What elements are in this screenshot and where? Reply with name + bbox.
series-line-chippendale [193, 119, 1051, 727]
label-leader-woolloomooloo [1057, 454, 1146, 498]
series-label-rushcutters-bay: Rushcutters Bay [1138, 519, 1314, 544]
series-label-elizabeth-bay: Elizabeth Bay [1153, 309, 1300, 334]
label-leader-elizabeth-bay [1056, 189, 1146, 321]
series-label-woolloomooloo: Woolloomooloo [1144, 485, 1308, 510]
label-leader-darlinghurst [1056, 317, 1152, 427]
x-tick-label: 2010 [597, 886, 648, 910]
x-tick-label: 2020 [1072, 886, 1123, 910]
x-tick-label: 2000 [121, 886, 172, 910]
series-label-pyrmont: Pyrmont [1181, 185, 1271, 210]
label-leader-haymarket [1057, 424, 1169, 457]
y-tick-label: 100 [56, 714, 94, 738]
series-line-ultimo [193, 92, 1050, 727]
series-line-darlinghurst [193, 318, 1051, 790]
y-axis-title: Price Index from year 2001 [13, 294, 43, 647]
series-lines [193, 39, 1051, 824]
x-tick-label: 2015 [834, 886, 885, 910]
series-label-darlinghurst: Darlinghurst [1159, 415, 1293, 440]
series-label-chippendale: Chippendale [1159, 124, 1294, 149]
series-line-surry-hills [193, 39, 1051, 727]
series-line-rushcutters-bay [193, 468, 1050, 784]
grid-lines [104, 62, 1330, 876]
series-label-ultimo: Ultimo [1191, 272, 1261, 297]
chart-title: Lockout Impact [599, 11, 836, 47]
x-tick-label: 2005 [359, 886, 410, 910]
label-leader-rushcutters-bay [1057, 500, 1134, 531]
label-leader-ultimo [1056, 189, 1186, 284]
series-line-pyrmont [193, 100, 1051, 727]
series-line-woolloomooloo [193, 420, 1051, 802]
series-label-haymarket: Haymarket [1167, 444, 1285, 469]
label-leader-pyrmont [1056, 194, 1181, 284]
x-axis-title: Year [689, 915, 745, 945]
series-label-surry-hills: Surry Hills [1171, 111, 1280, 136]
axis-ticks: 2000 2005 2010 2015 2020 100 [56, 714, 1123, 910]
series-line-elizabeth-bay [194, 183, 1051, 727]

Request: Please copy the records above line for line, keeping every character unchanged.

Task solution:
What elements are in this screenshot and where? Reply with name + bbox.
series-line-chippendale [193, 119, 1051, 727]
label-leader-woolloomooloo [1057, 454, 1146, 498]
series-label-rushcutters-bay: Rushcutters Bay [1138, 519, 1314, 544]
series-label-elizabeth-bay: Elizabeth Bay [1153, 309, 1300, 334]
label-leader-elizabeth-bay [1056, 189, 1146, 321]
series-label-woolloomooloo: Woolloomooloo [1144, 485, 1308, 510]
label-leader-darlinghurst [1056, 317, 1152, 427]
x-tick-label: 2010 [597, 886, 648, 910]
x-tick-label: 2020 [1072, 886, 1123, 910]
x-tick-label: 2000 [121, 886, 172, 910]
series-label-pyrmont: Pyrmont [1181, 185, 1271, 210]
label-leader-haymarket [1057, 424, 1169, 457]
y-tick-label: 100 [56, 714, 94, 738]
series-line-ultimo [193, 92, 1050, 727]
series-line-darlinghurst [193, 318, 1051, 790]
y-axis-title: Price Index from year 2001 [13, 294, 43, 647]
series-lines [193, 39, 1051, 824]
x-tick-label: 2015 [834, 886, 885, 910]
series-label-darlinghurst: Darlinghurst [1159, 415, 1293, 440]
series-label-chippendale: Chippendale [1159, 124, 1294, 149]
series-line-surry-hills [193, 39, 1051, 727]
series-line-rushcutters-bay [193, 468, 1050, 784]
grid-lines [104, 62, 1330, 876]
series-label-ultimo: Ultimo [1191, 272, 1261, 297]
chart-title: Lockout Impact [599, 11, 836, 47]
x-tick-label: 2005 [359, 886, 410, 910]
label-leader-rushcutters-bay [1057, 500, 1134, 531]
label-leader-ultimo [1056, 189, 1186, 284]
series-line-pyrmont [193, 100, 1051, 727]
series-line-woolloomooloo [193, 420, 1051, 802]
series-label-haymarket: Haymarket [1167, 444, 1285, 469]
label-leader-pyrmont [1056, 194, 1181, 284]
x-axis-title: Year [689, 915, 745, 945]
series-label-surry-hills: Surry Hills [1171, 111, 1280, 136]
axis-ticks: 2000 2005 2010 2015 2020 100 [56, 714, 1123, 910]
series-line-elizabeth-bay [194, 183, 1051, 727]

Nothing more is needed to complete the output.